**WORK REQUIRED**
Present the data once more in exactly its original form.

**RECORDS**
┌──

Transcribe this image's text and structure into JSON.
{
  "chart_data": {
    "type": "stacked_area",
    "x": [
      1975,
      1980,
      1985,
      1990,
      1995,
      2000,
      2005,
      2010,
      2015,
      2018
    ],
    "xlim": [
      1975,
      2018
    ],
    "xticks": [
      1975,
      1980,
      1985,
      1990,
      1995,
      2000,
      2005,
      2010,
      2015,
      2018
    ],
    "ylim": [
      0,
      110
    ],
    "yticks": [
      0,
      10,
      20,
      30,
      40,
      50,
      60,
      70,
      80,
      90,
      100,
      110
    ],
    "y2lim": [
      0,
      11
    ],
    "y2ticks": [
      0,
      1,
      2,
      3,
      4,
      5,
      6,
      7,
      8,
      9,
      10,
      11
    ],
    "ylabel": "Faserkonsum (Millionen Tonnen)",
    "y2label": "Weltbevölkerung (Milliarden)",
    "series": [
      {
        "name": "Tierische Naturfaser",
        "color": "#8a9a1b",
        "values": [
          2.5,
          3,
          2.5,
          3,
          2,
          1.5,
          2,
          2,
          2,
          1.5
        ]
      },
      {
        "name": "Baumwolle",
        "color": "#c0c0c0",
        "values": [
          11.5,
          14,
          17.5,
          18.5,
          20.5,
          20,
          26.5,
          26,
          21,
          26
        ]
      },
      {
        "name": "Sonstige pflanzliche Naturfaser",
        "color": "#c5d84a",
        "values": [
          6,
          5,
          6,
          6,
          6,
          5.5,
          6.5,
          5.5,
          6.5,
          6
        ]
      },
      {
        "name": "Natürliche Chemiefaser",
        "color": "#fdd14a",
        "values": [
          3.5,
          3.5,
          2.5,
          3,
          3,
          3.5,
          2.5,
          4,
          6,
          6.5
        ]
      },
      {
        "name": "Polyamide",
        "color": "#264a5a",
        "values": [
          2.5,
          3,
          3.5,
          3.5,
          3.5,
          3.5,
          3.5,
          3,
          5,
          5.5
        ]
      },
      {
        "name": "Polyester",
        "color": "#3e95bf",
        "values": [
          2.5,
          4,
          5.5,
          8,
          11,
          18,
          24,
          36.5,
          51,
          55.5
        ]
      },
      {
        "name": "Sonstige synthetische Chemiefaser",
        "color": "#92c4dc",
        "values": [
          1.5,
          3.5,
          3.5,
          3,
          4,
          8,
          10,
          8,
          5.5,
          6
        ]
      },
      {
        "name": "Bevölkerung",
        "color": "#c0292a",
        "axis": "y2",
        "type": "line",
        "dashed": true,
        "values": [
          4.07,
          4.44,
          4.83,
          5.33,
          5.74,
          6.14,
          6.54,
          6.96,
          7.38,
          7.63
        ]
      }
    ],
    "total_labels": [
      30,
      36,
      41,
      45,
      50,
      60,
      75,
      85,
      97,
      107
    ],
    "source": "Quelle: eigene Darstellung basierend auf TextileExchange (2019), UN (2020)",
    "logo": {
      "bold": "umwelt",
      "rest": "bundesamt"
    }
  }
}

└──

**THE COMPLETED TASK**
Transcribe this image's text and structure into JSON.
{
  "chart_data": {
    "type": "stacked_area",
    "x": [
      1975,
      1980,
      1985,
      1990,
      1995,
      2000,
      2005,
      2010,
      2015,
      2018
    ],
    "xlim": [
      1975,
      2018
    ],
    "xticks": [
      1975,
      1980,
      1985,
      1990,
      1995,
      2000,
      2005,
      2010,
      2015,
      2018
    ],
    "ylim": [
      0,
      110
    ],
    "yticks": [
      0,
      10,
      20,
      30,
      40,
      50,
      60,
      70,
      80,
      90,
      100,
      110
    ],
    "y2lim": [
      0,
      11
    ],
    "y2ticks": [
      0,
      1,
      2,
      3,
      4,
      5,
      6,
      7,
      8,
      9,
      10,
      11
    ],
    "ylabel": "Faserkonsum (Millionen Tonnen)",
    "y2label": "Weltbevölkerung (Milliarden)",
    "series": [
      {
        "name": "Tierische Naturfaser",
        "color": "#8a9a1b",
        "values": [
          2.5,
          3,
          2.5,
          3,
          2,
          1.5,
          2,
          2,
          2,
          1.5
        ]
      },
      {
        "name": "Baumwolle",
        "color": "#c0c0c0",
        "values": [
          11.5,
          14,
          17.5,
          18.5,
          20.5,
          20,
          26.5,
          26,
          21,
          26
        ]
      },
      {
        "name": "Sonstige pflanzliche Naturfaser",
        "color": "#c5d84a",
        "values": [
          6,
          5,
          6,
          6,
          6,
          5.5,
          6.5,
          5.5,
          6.5,
          6
        ]
      },
      {
        "name": "Natürliche Chemiefaser",
        "color": "#fdd14a",
        "values": [
          3.5,
          3.5,
          2.5,
          3,
          3,
          3.5,
          2.5,
          4,
          6,
          6.5
        ]
      },
      {
        "name": "Polyamide",
        "color": "#264a5a",
        "values": [
          2.5,
          3,
          3.5,
          3.5,
          3.5,
          3.5,
          3.5,
          3,
          5,
          5.5
        ]
      },
      {
        "name": "Polyester",
        "color": "#3e95bf",
        "values": [
          2.5,
          4,
          5.5,
          8,
          11,
          18,
          24,
          36.5,
          51,
          55.5
        ]
      },
      {
        "name": "Sonstige synthetische Chemiefaser",
        "color": "#92c4dc",
        "values": [
          1.5,
          3.5,
          3.5,
          3,
          4,
          8,
          10,
          8,
          5.5,
          6
        ]
      },
      {
        "name": "Bevölkerung",
        "color": "#c0292a",
        "axis": "y2",
        "type": "line",
        "dashed": true,
        "values": [
          4.07,
          4.44,
          4.83,
          5.33,
          5.74,
          6.14,
          6.54,
          6.96,
          7.38,
          7.63
        ]
      }
    ],
    "total_labels": [
      30,
      36,
      41,
      45,
      50,
      60,
      75,
      85,
      97,
      107
    ],
    "source": "Quelle: eigene Darstellung basierend auf TextileExchange (2019), UN (2020)",
    "logo": {
      "bold": "umwelt",
      "rest": "bundesamt"
    }
  }
}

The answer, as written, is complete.